**SOURCE DATA**

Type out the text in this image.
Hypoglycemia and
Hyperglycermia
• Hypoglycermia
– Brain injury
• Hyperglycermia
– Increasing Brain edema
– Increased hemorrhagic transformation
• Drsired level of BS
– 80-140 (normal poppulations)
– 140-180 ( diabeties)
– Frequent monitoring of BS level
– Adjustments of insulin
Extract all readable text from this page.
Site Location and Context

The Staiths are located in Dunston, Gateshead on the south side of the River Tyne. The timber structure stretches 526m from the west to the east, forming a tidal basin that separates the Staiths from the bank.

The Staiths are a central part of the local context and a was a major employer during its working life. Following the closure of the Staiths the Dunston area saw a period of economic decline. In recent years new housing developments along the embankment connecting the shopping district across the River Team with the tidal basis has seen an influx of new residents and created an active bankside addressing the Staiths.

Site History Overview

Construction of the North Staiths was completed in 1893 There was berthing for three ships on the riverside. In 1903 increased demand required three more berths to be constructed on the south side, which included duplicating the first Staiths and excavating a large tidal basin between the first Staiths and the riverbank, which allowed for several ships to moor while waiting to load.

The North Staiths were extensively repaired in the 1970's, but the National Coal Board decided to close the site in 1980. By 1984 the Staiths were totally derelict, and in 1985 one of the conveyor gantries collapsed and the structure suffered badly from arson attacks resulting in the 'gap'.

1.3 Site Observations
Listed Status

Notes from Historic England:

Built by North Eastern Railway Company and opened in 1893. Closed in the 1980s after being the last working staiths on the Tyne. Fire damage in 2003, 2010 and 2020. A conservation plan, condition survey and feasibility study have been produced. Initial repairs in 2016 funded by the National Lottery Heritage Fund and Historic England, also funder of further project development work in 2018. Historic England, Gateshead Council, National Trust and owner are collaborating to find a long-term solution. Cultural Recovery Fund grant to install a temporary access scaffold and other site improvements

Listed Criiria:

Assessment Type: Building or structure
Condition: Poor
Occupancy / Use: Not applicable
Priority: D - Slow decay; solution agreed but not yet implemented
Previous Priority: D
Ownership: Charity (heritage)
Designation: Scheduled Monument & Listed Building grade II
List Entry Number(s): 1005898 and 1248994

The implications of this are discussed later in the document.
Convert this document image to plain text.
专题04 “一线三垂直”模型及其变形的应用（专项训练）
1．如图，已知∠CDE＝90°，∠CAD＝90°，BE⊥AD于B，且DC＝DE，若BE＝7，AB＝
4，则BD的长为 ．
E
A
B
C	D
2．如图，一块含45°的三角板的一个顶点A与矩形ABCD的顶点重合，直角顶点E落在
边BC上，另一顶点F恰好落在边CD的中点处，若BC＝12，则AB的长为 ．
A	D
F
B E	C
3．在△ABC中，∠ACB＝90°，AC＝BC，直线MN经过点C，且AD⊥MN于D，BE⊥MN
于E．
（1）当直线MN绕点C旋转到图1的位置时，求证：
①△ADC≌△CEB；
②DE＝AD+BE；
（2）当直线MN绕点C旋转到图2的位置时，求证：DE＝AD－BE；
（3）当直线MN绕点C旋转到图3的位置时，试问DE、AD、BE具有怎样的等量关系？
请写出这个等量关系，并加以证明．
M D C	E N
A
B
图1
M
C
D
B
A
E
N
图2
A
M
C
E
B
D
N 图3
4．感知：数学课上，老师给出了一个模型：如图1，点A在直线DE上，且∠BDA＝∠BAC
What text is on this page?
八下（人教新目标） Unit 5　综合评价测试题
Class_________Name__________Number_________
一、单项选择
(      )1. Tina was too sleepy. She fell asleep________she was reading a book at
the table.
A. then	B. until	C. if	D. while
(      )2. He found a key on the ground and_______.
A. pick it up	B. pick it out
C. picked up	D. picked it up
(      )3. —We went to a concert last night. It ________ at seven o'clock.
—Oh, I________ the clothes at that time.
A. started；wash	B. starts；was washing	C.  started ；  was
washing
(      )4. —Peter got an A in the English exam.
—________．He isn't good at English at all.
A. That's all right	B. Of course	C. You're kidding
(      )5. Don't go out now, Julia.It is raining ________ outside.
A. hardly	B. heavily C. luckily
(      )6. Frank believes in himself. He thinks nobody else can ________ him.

**WRITTEN REQUEST**
Determine how many lines of the data contain the word "Brain", and reply with that number only.

**ANSWER TO THIS TASK**
2